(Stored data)
+ + + +

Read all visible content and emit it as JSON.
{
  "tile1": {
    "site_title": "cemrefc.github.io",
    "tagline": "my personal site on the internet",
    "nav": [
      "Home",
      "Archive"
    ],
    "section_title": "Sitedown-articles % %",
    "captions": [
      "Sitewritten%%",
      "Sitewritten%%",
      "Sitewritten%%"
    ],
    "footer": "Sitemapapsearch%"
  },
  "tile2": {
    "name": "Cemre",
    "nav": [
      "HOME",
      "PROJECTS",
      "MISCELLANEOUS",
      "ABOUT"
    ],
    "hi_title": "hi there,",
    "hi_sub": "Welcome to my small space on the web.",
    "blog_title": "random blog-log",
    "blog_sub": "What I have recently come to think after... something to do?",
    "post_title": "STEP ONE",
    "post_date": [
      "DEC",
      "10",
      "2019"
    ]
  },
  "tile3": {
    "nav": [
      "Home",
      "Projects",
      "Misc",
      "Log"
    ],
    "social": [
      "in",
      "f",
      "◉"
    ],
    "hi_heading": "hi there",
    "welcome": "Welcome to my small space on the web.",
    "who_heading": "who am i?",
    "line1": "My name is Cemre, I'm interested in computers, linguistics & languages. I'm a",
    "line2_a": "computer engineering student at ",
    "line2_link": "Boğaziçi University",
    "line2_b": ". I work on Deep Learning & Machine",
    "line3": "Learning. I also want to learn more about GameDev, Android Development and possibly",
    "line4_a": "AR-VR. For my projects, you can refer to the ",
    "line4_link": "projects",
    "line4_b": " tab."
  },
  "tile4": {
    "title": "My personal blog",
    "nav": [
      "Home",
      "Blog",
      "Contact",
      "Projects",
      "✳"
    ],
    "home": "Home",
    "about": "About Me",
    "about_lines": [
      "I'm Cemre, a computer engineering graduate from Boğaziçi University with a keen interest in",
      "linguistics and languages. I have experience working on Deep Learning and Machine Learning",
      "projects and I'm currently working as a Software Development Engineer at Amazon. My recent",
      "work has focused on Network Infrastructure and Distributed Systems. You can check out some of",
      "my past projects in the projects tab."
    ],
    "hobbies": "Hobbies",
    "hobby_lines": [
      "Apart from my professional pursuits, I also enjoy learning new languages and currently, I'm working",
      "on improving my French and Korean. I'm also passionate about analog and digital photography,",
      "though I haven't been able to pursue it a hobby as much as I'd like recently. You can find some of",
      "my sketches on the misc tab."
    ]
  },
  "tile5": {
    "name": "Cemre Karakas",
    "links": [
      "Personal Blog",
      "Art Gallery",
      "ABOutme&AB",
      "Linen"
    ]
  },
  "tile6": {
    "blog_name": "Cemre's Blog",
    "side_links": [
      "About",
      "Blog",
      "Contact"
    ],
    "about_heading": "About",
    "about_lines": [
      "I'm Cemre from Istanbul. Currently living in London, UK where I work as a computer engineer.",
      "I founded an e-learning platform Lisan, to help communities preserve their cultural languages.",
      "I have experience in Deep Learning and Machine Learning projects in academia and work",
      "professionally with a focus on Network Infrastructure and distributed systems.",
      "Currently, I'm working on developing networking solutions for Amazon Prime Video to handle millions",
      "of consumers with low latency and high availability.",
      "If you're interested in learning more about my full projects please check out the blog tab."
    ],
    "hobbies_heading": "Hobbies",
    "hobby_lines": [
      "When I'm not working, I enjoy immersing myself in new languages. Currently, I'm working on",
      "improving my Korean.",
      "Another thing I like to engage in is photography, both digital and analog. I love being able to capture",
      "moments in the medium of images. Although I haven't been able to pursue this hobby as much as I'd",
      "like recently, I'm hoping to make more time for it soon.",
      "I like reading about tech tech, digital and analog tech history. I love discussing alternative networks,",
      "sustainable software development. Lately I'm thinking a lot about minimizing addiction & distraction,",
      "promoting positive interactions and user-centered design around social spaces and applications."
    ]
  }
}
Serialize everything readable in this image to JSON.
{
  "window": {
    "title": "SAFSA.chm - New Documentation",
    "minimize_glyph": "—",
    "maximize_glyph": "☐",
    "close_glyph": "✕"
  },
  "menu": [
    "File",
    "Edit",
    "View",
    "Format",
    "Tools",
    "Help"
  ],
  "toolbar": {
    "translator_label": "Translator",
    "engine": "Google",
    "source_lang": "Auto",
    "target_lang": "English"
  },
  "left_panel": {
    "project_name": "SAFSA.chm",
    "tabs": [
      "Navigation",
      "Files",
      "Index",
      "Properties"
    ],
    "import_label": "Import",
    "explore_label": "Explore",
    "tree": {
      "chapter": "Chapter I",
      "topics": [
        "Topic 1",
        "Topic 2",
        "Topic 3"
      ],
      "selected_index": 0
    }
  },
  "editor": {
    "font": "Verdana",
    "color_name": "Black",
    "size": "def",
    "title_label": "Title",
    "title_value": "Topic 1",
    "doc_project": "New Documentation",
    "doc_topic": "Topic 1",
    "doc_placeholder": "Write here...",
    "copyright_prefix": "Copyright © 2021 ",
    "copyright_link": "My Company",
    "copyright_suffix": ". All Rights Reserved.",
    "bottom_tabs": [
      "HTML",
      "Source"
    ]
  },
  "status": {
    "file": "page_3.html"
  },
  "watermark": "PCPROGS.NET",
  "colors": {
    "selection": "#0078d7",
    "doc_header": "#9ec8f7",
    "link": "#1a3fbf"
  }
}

+ + + +

Check each line of the records for the word "Deep", and show the lines that contain it.

● Task output:
    "line2_b": ". I work on Deep Learning & Machine",
      "linguistics and languages. I have experience working on Deep Learning and Machine Learning",
      "I have experience in Deep Learning and Machine Learning projects in academia and work",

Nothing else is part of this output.